──────── Material supplied
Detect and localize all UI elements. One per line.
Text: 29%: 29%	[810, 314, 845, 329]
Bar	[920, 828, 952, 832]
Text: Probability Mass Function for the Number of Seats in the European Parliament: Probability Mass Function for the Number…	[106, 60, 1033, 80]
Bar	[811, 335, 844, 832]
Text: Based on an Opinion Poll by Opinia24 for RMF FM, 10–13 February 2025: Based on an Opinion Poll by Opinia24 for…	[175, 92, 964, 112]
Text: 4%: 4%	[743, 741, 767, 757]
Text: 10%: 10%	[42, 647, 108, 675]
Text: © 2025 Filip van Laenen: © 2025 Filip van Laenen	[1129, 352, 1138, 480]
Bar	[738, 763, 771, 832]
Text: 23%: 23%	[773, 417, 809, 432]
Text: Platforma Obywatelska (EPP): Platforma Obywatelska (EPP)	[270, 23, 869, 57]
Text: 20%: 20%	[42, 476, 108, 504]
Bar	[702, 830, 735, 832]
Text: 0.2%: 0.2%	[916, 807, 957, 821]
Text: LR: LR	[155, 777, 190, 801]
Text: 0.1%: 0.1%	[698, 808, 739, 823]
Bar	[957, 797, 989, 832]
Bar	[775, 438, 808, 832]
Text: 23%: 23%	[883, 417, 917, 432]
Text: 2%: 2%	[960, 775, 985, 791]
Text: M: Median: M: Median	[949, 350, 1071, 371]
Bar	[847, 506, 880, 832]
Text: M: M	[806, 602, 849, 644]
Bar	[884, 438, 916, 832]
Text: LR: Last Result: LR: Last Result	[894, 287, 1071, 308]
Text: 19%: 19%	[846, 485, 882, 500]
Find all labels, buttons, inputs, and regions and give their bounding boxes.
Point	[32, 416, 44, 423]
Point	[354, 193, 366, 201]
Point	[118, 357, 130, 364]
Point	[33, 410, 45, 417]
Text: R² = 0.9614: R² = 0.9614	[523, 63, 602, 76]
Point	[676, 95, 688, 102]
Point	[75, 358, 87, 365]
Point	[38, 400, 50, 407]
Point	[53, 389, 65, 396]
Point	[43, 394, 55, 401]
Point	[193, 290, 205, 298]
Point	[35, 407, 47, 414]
────────────────
Reproduce the material with "bounding boxes" swapped for "coordinates" and nothing else altered.

- _Exercise solution_:
Detect and localize all UI elements. One per line.
Text: 29%: 29%	[810, 314, 845, 329]
Bar	[920, 828, 952, 832]
Text: Probability Mass Function for the Number of Seats in the European Parliament: Probability Mass Function for the Number…	[106, 60, 1033, 80]
Bar	[811, 335, 844, 832]
Text: Based on an Opinion Poll by Opinia24 for RMF FM, 10–13 February 2025: Based on an Opinion Poll by Opinia24 for…	[175, 92, 964, 112]
Text: 4%: 4%	[743, 741, 767, 757]
Text: 10%: 10%	[42, 647, 108, 675]
Text: © 2025 Filip van Laenen: © 2025 Filip van Laenen	[1129, 352, 1138, 480]
Bar	[738, 763, 771, 832]
Text: 23%: 23%	[773, 417, 809, 432]
Text: Platforma Obywatelska (EPP): Platforma Obywatelska (EPP)	[270, 23, 869, 57]
Text: 20%: 20%	[42, 476, 108, 504]
Bar	[702, 830, 735, 832]
Text: 0.2%: 0.2%	[916, 807, 957, 821]
Text: LR: LR	[155, 777, 190, 801]
Text: 0.1%: 0.1%	[698, 808, 739, 823]
Bar	[957, 797, 989, 832]
Bar	[775, 438, 808, 832]
Text: 23%: 23%	[883, 417, 917, 432]
Text: 2%: 2%	[960, 775, 985, 791]
Text: M: Median: M: Median	[949, 350, 1071, 371]
Bar	[847, 506, 880, 832]
Text: M: M	[806, 602, 849, 644]
Bar	[884, 438, 916, 832]
Text: LR: Last Result: LR: Last Result	[894, 287, 1071, 308]
Text: 19%: 19%	[846, 485, 882, 500]
Find all labels, buttons, inputs, and regions and give their coordinates.
Point	[32, 416, 44, 423]
Point	[354, 193, 366, 201]
Point	[118, 357, 130, 364]
Point	[33, 410, 45, 417]
Text: R² = 0.9614: R² = 0.9614	[523, 63, 602, 76]
Point	[676, 95, 688, 102]
Point	[75, 358, 87, 365]
Point	[38, 400, 50, 407]
Point	[53, 389, 65, 396]
Point	[43, 394, 55, 401]
Point	[193, 290, 205, 298]
Point	[35, 407, 47, 414]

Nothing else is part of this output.